Lines that include the word "rate" are the ones to copy.

_Extracted entries:_
▼
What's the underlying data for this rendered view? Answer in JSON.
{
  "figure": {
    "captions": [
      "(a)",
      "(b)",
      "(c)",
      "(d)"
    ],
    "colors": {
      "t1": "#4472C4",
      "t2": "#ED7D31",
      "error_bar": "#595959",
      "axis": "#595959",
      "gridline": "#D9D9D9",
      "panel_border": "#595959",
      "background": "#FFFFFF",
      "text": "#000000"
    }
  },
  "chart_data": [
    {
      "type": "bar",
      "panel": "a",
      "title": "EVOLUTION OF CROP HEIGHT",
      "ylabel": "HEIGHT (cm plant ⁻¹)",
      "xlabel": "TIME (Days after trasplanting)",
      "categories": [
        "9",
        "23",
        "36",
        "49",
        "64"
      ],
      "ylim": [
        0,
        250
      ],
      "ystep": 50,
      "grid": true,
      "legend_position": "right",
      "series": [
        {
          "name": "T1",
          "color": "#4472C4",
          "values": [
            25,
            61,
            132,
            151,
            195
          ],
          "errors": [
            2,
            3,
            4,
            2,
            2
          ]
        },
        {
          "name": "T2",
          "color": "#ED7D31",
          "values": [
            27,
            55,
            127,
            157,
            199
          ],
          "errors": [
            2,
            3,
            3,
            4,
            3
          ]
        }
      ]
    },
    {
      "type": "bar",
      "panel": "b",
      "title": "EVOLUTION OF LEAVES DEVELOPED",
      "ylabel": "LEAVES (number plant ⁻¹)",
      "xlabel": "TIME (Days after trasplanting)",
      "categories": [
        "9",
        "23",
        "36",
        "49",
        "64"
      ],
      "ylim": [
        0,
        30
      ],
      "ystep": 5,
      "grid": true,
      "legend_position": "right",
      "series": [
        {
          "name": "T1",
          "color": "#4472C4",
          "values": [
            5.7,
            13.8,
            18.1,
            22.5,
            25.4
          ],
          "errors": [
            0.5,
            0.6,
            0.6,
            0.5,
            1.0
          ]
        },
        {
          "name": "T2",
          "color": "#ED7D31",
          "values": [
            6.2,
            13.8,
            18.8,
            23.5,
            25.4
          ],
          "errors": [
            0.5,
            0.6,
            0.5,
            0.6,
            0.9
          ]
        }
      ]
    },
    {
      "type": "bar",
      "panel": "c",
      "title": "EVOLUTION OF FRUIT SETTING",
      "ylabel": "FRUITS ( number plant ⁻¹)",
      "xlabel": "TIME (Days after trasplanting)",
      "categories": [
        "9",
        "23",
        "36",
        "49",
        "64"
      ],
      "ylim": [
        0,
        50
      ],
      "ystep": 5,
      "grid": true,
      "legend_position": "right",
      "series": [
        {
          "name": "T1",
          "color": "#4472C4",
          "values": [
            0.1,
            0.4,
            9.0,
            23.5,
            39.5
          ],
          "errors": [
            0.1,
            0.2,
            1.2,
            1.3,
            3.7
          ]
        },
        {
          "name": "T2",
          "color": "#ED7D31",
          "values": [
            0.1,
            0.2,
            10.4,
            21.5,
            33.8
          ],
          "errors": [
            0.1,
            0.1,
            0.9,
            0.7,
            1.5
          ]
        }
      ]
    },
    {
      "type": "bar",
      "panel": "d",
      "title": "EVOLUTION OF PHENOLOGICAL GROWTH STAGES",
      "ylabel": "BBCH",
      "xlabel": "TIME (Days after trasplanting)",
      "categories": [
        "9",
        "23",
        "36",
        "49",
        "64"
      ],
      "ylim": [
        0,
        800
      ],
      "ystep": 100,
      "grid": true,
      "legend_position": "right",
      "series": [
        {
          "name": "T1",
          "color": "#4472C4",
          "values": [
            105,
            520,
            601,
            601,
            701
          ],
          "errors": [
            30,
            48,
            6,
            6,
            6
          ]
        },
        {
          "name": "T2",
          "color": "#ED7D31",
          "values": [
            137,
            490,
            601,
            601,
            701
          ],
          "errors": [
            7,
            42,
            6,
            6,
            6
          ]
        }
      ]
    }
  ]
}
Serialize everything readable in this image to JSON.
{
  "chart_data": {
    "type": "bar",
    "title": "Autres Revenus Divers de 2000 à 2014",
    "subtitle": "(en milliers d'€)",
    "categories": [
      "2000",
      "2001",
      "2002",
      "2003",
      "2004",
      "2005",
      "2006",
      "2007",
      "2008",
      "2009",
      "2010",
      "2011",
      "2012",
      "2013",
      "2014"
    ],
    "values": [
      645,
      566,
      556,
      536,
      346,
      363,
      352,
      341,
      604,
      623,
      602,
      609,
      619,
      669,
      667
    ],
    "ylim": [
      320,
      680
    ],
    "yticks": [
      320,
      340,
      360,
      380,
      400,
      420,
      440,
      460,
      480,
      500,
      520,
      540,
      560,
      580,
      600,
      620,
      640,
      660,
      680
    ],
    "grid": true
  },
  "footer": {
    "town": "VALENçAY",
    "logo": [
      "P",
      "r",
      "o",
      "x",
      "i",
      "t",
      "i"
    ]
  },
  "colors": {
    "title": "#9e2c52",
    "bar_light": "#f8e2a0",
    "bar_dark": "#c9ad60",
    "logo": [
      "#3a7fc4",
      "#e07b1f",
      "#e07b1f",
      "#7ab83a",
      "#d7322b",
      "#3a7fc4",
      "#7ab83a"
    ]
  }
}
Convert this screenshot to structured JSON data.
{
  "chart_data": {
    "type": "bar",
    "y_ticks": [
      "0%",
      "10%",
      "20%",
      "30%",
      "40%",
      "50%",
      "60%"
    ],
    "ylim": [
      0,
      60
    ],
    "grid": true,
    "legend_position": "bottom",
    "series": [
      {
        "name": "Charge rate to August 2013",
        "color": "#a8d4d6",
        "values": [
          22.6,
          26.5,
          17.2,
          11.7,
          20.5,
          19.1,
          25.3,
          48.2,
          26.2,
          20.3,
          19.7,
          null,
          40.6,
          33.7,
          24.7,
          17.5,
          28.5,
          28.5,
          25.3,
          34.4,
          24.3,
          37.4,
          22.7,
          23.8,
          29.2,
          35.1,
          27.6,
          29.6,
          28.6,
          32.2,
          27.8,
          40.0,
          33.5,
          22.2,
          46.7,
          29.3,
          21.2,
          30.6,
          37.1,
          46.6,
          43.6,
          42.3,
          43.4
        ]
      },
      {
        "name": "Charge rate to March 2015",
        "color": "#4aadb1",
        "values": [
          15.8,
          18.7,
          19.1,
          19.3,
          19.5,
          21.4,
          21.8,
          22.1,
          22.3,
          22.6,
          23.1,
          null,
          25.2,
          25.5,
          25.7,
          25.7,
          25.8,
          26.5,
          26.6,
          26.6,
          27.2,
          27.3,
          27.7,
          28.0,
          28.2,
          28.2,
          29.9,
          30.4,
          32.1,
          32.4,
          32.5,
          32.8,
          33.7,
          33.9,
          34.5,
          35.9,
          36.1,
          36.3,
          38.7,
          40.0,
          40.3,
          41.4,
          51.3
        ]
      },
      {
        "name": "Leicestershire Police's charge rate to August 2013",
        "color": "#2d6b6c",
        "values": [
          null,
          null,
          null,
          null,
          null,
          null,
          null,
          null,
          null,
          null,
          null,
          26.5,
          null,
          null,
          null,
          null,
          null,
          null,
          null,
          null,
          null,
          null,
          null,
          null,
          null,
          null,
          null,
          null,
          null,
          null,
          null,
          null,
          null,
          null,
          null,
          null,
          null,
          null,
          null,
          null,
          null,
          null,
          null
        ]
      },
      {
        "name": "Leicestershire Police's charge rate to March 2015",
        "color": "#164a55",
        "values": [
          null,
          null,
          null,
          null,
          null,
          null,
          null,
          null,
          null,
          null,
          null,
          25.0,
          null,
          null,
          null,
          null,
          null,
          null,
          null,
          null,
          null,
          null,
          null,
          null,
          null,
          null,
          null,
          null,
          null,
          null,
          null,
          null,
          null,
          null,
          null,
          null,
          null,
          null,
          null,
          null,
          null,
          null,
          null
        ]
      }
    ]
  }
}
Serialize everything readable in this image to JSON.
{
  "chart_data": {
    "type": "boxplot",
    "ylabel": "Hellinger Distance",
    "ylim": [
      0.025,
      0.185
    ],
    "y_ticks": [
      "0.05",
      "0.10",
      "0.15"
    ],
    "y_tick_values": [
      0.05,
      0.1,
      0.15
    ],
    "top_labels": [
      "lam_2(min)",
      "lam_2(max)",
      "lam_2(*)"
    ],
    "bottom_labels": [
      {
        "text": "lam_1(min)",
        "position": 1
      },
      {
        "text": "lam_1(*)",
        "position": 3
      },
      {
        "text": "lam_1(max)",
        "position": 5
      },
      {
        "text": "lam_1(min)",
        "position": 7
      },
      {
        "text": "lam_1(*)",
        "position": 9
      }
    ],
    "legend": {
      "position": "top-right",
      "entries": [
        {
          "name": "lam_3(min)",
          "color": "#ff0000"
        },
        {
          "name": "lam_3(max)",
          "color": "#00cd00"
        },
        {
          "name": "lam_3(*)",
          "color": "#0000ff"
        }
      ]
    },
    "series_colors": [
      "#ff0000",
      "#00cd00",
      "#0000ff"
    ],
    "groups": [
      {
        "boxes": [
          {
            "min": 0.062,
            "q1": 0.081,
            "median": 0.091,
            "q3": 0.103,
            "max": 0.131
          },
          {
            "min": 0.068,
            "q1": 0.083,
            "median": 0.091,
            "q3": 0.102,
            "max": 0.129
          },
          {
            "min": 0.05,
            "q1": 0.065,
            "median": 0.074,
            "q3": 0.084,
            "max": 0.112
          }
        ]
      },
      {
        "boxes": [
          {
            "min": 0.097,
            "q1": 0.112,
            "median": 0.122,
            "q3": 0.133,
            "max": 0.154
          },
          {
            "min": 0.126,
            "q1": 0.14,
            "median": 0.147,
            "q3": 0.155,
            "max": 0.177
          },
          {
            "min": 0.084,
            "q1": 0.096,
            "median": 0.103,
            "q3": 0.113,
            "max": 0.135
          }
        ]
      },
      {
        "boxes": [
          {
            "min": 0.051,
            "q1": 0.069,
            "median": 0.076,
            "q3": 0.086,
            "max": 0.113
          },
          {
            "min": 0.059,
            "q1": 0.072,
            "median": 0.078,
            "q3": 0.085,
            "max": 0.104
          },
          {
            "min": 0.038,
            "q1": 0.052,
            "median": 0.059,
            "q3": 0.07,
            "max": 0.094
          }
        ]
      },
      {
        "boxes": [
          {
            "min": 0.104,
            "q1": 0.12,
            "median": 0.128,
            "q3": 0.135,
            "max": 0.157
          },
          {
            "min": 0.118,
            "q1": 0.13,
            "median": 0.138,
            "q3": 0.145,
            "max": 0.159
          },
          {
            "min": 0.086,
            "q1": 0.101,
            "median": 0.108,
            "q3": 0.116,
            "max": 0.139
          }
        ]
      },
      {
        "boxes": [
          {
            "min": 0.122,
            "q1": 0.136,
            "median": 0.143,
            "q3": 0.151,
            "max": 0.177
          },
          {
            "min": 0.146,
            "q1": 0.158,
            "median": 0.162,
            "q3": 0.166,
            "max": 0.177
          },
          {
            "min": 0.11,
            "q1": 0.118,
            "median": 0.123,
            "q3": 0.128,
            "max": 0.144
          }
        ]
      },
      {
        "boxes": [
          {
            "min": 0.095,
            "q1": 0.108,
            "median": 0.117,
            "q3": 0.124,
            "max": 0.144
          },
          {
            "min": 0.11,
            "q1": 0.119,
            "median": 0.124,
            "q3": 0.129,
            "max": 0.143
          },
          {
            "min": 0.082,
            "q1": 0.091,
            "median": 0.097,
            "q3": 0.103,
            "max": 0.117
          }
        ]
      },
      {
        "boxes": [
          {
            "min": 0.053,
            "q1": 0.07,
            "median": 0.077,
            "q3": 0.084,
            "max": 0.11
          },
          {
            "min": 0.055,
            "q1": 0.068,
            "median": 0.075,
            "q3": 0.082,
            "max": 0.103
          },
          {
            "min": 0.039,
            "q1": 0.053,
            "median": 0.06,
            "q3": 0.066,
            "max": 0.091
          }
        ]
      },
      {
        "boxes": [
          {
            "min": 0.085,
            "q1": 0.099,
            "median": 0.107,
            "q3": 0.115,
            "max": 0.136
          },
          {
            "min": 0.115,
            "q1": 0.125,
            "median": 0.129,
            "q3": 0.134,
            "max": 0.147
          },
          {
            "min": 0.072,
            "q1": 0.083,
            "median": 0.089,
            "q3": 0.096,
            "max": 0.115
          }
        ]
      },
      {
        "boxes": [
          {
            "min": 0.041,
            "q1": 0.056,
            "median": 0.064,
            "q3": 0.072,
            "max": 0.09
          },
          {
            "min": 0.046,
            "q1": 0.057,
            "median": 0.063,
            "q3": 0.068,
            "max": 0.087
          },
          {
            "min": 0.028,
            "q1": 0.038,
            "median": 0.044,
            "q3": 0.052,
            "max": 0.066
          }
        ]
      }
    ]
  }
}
▲
_Full output:_
        "name": "Charge rate to August 2013",
        "name": "Charge rate to March 2015",
        "name": "Leicestershire Police's charge rate to August 2013",
        "name": "Leicestershire Police's charge rate to March 2015",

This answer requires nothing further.